**What the task requires**.
Please count the lines below that contain the word "Республики", and reply with that number alone.

Saved entries:
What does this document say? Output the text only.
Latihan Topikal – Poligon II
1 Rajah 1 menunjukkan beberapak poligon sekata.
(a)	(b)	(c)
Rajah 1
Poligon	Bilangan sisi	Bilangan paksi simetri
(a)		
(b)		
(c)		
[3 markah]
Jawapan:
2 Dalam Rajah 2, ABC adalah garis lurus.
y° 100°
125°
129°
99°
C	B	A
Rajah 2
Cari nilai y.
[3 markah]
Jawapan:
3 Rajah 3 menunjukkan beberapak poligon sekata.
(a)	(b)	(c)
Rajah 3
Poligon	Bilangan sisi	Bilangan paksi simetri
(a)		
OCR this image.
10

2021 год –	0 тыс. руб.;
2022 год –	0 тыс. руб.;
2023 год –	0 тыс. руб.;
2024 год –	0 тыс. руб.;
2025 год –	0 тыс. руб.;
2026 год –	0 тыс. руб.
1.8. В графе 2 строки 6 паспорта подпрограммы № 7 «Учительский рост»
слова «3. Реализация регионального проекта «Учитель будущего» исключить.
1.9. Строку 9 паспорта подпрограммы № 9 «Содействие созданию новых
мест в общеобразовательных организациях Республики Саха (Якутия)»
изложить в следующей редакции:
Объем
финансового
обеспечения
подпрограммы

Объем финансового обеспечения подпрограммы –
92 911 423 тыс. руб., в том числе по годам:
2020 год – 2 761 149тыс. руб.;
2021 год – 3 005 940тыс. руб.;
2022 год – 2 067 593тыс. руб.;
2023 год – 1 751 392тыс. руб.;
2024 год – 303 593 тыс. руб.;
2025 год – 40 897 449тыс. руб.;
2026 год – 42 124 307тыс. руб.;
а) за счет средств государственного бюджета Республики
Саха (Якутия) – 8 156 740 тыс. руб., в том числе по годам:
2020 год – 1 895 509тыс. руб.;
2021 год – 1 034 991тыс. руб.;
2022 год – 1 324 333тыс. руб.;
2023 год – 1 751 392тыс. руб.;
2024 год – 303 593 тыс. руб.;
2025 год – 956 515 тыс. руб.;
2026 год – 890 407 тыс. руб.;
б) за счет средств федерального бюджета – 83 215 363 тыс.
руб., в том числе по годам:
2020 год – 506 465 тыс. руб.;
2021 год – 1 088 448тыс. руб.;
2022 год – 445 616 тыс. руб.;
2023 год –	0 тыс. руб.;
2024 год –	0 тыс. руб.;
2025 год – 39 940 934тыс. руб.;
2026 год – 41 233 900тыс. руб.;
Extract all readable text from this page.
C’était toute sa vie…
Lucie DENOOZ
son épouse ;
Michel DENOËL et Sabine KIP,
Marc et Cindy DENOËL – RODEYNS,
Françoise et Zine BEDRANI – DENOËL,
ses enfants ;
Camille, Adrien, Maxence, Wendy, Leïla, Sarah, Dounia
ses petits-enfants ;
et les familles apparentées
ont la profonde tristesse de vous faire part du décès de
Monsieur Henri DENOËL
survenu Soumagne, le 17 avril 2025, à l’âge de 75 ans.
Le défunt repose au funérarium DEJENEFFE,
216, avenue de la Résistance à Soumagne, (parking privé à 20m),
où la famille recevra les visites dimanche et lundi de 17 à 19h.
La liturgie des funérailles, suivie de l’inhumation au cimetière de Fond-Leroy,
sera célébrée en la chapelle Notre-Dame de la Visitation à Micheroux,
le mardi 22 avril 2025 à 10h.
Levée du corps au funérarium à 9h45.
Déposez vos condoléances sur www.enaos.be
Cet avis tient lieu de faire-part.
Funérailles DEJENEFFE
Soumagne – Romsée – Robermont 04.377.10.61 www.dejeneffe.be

**Result for this task**.
2